• EXERCISE MATERIAL
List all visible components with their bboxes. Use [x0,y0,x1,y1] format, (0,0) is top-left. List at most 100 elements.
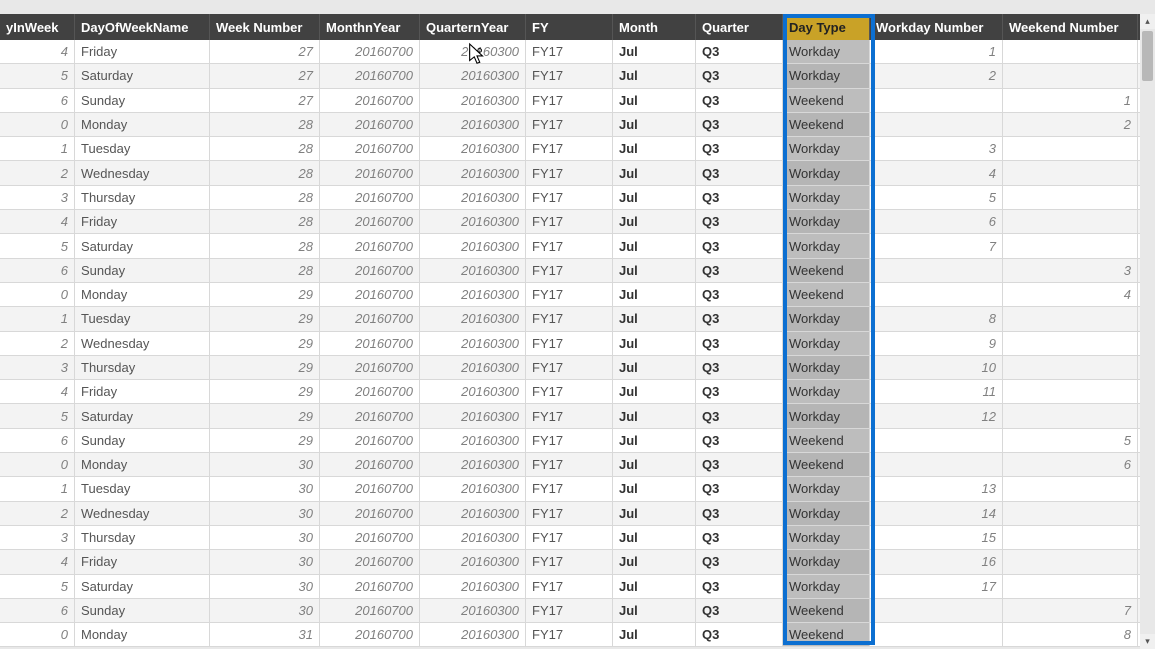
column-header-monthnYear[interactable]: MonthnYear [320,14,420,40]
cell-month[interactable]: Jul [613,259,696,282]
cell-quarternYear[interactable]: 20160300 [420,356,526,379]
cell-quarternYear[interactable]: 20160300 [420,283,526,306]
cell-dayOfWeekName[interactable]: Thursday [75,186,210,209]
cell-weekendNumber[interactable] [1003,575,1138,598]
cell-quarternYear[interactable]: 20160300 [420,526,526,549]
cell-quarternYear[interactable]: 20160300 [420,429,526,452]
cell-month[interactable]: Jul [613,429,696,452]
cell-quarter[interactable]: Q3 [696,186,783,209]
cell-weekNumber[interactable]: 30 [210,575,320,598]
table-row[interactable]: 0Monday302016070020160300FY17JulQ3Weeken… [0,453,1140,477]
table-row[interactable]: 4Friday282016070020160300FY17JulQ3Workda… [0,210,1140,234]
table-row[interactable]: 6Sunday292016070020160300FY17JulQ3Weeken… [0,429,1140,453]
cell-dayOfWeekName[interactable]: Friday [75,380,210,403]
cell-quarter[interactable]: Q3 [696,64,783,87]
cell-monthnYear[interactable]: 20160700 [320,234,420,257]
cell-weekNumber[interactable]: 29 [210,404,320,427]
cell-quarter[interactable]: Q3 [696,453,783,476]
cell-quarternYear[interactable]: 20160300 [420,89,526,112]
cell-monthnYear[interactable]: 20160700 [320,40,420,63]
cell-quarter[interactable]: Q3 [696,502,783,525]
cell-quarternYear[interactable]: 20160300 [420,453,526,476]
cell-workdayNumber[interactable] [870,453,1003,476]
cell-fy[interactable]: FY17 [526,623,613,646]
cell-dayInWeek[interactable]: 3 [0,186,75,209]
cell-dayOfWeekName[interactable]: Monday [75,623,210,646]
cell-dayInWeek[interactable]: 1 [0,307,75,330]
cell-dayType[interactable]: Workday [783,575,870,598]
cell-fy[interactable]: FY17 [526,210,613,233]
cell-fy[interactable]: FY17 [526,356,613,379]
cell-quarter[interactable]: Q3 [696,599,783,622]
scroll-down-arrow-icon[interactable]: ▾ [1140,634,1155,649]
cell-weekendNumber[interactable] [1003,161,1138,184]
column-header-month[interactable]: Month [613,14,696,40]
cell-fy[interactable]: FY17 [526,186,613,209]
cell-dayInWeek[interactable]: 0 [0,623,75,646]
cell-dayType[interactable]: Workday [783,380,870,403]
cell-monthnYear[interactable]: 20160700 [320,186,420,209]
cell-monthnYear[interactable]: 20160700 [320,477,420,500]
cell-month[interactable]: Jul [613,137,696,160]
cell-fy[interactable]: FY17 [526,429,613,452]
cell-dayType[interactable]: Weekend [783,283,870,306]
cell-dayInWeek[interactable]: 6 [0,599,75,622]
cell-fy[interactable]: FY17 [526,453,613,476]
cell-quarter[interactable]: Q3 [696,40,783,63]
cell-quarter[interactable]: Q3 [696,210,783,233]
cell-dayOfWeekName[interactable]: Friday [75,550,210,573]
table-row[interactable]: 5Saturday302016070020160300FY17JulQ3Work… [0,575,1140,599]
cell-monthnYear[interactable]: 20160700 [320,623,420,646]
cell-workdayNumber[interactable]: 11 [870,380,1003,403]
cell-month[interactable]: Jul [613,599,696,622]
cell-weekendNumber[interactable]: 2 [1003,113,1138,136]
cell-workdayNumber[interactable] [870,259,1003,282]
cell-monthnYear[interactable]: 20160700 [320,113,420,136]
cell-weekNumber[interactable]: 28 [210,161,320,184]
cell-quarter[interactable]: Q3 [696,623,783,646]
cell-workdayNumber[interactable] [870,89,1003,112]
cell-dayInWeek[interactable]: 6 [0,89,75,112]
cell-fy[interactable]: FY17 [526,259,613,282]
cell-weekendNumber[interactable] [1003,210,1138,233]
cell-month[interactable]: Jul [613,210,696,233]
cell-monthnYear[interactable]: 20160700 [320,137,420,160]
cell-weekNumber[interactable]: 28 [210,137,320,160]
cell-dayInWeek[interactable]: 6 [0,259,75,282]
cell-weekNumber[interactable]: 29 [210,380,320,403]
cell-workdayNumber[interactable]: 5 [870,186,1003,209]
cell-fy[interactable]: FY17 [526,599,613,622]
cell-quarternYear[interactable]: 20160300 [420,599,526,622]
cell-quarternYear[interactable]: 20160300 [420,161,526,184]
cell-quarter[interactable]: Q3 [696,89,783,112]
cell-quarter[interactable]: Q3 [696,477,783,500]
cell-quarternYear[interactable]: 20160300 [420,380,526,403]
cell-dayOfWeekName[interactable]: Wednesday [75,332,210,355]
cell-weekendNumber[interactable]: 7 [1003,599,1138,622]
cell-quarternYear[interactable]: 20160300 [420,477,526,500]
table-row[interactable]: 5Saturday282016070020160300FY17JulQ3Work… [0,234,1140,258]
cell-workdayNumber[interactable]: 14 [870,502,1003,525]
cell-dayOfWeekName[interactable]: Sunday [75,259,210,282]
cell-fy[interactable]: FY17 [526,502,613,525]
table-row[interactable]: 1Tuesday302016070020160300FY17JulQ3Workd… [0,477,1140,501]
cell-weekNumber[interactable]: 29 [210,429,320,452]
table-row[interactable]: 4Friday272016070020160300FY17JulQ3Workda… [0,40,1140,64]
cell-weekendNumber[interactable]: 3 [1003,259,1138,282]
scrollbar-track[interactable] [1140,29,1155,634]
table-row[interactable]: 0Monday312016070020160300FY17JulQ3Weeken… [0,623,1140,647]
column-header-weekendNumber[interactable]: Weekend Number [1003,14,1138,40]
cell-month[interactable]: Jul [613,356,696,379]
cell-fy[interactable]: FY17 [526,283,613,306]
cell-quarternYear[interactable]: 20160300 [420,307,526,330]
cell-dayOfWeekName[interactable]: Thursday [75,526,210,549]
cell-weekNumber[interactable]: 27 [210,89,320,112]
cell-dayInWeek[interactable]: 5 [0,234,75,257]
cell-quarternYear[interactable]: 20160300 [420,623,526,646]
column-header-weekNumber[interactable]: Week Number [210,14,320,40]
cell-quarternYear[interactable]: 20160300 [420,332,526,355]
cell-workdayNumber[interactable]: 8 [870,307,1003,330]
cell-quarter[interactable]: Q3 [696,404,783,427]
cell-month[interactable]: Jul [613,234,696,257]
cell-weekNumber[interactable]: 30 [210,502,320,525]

* * *

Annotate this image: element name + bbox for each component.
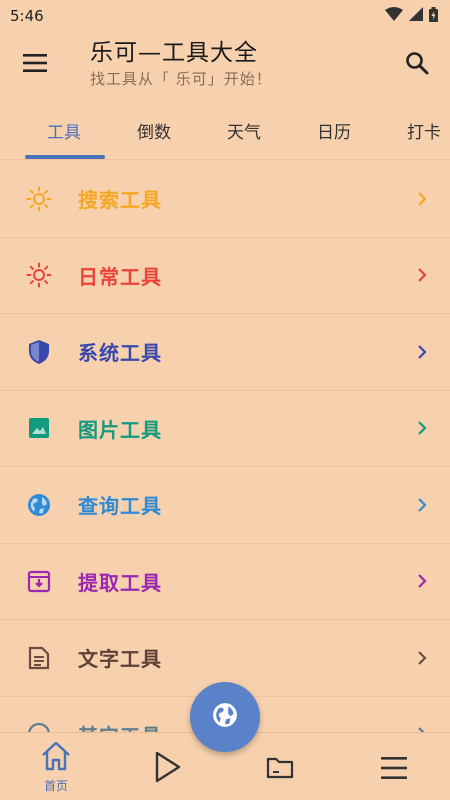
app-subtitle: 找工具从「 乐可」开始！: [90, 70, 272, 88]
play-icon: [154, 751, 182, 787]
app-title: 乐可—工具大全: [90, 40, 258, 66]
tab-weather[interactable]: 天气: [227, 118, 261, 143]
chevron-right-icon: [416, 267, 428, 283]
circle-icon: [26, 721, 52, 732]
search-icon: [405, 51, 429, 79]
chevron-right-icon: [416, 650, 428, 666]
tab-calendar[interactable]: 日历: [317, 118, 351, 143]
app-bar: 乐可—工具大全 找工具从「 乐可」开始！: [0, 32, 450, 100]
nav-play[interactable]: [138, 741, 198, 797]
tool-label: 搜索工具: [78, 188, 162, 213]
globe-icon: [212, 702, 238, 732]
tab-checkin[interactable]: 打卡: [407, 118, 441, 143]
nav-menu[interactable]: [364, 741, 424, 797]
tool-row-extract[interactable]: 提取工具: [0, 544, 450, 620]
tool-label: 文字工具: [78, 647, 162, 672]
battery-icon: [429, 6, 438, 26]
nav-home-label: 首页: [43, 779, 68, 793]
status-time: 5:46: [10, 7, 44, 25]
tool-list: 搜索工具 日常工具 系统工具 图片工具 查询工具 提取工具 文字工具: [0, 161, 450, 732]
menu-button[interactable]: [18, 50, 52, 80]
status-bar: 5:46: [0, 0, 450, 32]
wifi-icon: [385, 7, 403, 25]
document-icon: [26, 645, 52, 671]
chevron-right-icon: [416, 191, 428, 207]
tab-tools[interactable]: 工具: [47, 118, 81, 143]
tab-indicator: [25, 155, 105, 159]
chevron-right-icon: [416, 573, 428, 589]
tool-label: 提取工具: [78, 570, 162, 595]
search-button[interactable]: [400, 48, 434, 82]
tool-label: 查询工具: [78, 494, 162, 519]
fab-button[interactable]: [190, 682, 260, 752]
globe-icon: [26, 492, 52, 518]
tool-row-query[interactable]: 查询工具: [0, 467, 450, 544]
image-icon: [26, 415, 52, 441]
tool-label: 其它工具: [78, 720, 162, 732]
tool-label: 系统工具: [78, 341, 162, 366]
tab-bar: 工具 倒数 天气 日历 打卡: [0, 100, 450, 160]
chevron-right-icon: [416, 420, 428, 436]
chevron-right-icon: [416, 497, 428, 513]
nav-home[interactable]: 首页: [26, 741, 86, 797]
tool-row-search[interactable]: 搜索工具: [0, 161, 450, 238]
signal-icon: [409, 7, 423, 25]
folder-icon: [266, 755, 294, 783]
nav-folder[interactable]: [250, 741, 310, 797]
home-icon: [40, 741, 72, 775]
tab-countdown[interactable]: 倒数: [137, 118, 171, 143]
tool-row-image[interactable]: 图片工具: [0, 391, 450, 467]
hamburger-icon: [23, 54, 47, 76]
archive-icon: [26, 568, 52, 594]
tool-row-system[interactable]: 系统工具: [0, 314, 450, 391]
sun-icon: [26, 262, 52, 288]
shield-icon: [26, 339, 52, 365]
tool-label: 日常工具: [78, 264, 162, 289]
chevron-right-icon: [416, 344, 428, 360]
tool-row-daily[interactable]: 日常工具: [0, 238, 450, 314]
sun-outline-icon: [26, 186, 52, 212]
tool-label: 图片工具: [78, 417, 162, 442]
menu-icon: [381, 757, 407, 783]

* * *

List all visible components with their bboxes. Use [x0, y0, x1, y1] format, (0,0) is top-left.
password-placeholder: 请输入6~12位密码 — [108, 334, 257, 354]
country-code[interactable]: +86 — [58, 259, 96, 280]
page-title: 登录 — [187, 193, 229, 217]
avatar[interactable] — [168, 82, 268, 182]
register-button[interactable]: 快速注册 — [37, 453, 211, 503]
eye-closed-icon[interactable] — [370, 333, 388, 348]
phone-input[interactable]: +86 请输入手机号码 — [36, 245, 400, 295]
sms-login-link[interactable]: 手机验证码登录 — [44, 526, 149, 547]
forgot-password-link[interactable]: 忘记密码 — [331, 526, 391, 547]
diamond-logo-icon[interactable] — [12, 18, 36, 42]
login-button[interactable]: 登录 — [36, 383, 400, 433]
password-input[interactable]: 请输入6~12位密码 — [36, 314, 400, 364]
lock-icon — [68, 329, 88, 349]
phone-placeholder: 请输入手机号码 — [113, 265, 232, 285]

• EXERCISE GOAL
Copy out, character for character, the stretch of the records from the line containing "x1, y1] format, (0,0) is top-left." through the line containing "login-button[interactable]: 登录 —".

• COMPLETE ANSWER
List all visible components with their bboxes. Use [x0, y0, x1, y1] format, (0,0) is top-left.
password-placeholder: 请输入6~12位密码 — [108, 334, 257, 354]
country-code[interactable]: +86 — [58, 259, 96, 280]
page-title: 登录 — [187, 193, 229, 217]
avatar[interactable] — [168, 82, 268, 182]
register-button[interactable]: 快速注册 — [37, 453, 211, 503]
eye-closed-icon[interactable] — [370, 333, 388, 348]
phone-input[interactable]: +86 请输入手机号码 — [36, 245, 400, 295]
sms-login-link[interactable]: 手机验证码登录 — [44, 526, 149, 547]
forgot-password-link[interactable]: 忘记密码 — [331, 526, 391, 547]
diamond-logo-icon[interactable] — [12, 18, 36, 42]
login-button[interactable]: 登录 — [36, 383, 400, 433]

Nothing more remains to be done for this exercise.